▸ EXERCISE DIRECTIONS
Return a copy of each line that holds the string "批发和零售业".

▸ SOURCE RECORDS
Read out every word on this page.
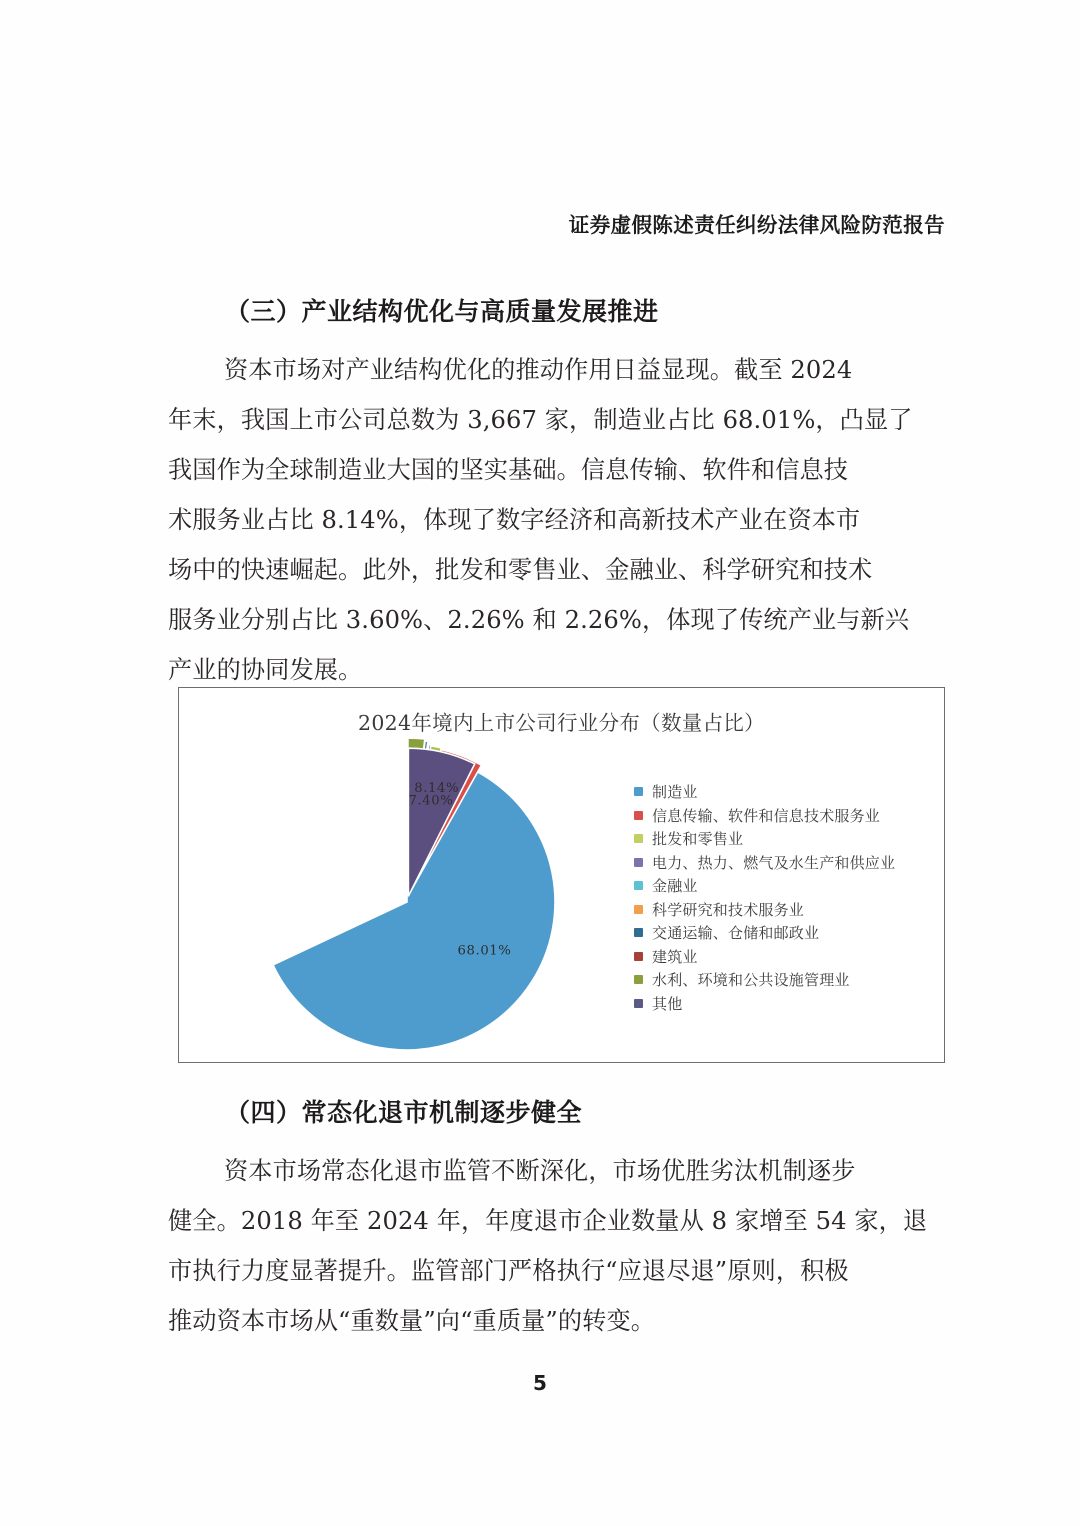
证券虚假陈述责任纠纷法律风险防范报告
（三）产业结构优化与高质量发展推进
资本市场对产业结构优化的推动作用日益显现。截至 2024
年末，我国上市公司总数为 3,667 家，制造业占比 68.01%，凸显了
我国作为全球制造业大国的坚实基础。信息传输、软件和信息技
术服务业占比 8.14%，体现了数字经济和高新技术产业在资本市
场中的快速崛起。此外，批发和零售业、金融业、科学研究和技术
服务业分别占比 3.60%、2.26% 和 2.26%，体现了传统产业与新兴
产业的协同发展。
2024年境内上市公司行业分布（数量占比）
68.01%
8.14%
7.40%	制造业
信息传输、软件和信息技术服务业
批发和零售业
电力、热力、燃气及水生产和供应业
金融业
科学研究和技术服务业
交通运输、仓储和邮政业
建筑业
水利、环境和公共设施管理业
其他
（四）常态化退市机制逐步健全
资本市场常态化退市监管不断深化，市场优胜劣汰机制逐步
健全。2018 年至 2024 年，年度退市企业数量从 8 家增至 54 家，退
市执行力度显著提升。监管部门严格执行“应退尽退”原则，积极
推动资本市场从“重数量”向“重质量”的转变。
5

▸ SOLUTION TO THIS PROBLEM
场中的快速崛起。此外，批发和零售业、金融业、科学研究和技术
批发和零售业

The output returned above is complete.